## Task details
All entries below need to be written out exactly, but without their pictures.

## Material for this exercise

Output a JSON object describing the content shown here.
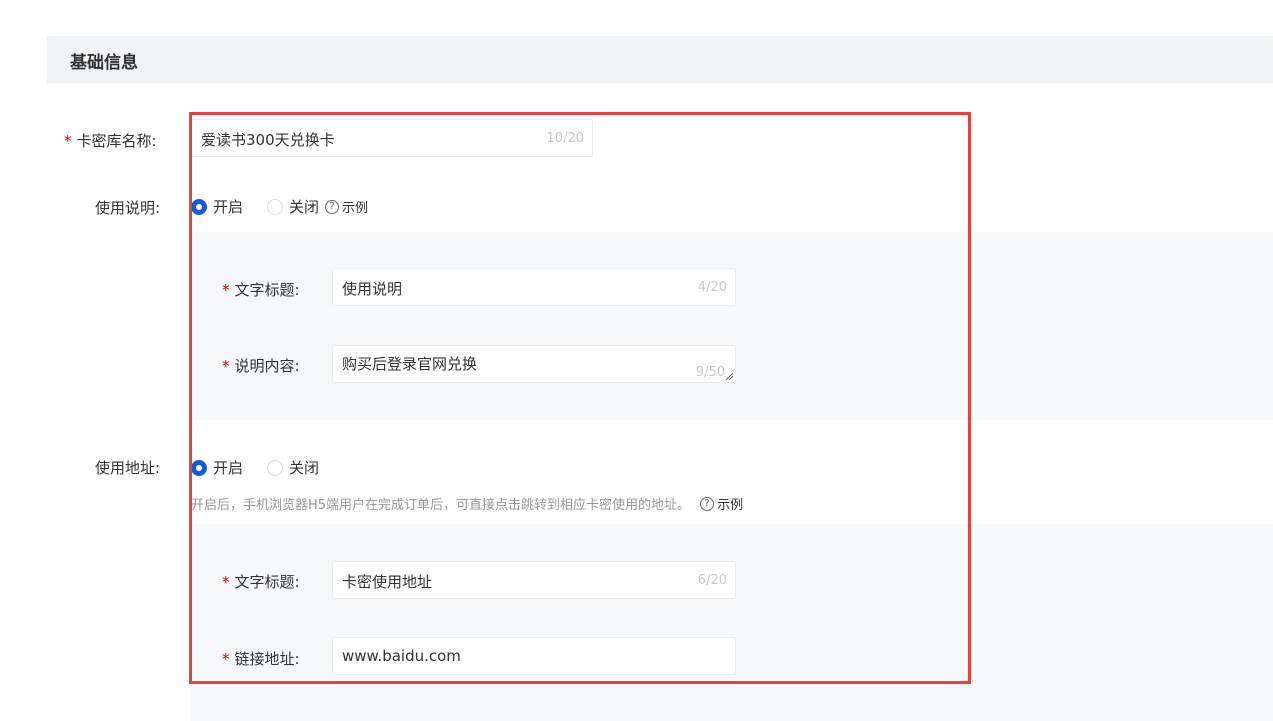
{
  "section": {
    "title": "基础信息"
  },
  "fields": {
    "name": {
      "label": "卡密库名称:",
      "value": "爱读书300天兑换卡",
      "count": "10/20"
    },
    "usage_desc": {
      "label": "使用说明:",
      "options": {
        "on": "开启",
        "off": "关闭"
      },
      "selected": "开启",
      "example": "示例",
      "title": {
        "label": "文字标题:",
        "value": "使用说明",
        "count": "4/20"
      },
      "content": {
        "label": "说明内容:",
        "value": "购买后登录官网兑换",
        "count": "9/50"
      }
    },
    "usage_url": {
      "label": "使用地址:",
      "options": {
        "on": "开启",
        "off": "关闭"
      },
      "selected": "开启",
      "hint": "开启后，手机浏览器H5端用户在完成订单后，可直接点击跳转到相应卡密使用的地址。",
      "example": "示例",
      "title": {
        "label": "文字标题:",
        "value": "卡密使用地址",
        "count": "6/20"
      },
      "link": {
        "label": "链接地址:",
        "value": "www.baidu.com"
      }
    }
  },
  "colors": {
    "highlight": "#e84040",
    "accent": "#155bd4",
    "required": "#d40000"
  }
}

## Final result
Output a JSON object describing the content shown here.
{
  "section": {
    "title": "基础信息"
  },
  "fields": {
    "name": {
      "label": "卡密库名称:",
      "value": "爱读书300天兑换卡",
      "count": "10/20"
    },
    "usage_desc": {
      "label": "使用说明:",
      "options": {
        "on": "开启",
        "off": "关闭"
      },
      "selected": "开启",
      "example": "示例",
      "title": {
        "label": "文字标题:",
        "value": "使用说明",
        "count": "4/20"
      },
      "content": {
        "label": "说明内容:",
        "value": "购买后登录官网兑换",
        "count": "9/50"
      }
    },
    "usage_url": {
      "label": "使用地址:",
      "options": {
        "on": "开启",
        "off": "关闭"
      },
      "selected": "开启",
      "hint": "开启后，手机浏览器H5端用户在完成订单后，可直接点击跳转到相应卡密使用的地址。",
      "example": "示例",
      "title": {
        "label": "文字标题:",
        "value": "卡密使用地址",
        "count": "6/20"
      },
      "link": {
        "label": "链接地址:",
        "value": "www.baidu.com"
      }
    }
  },
  "colors": {
    "highlight": "#e84040",
    "accent": "#155bd4",
    "required": "#d40000"
  }
}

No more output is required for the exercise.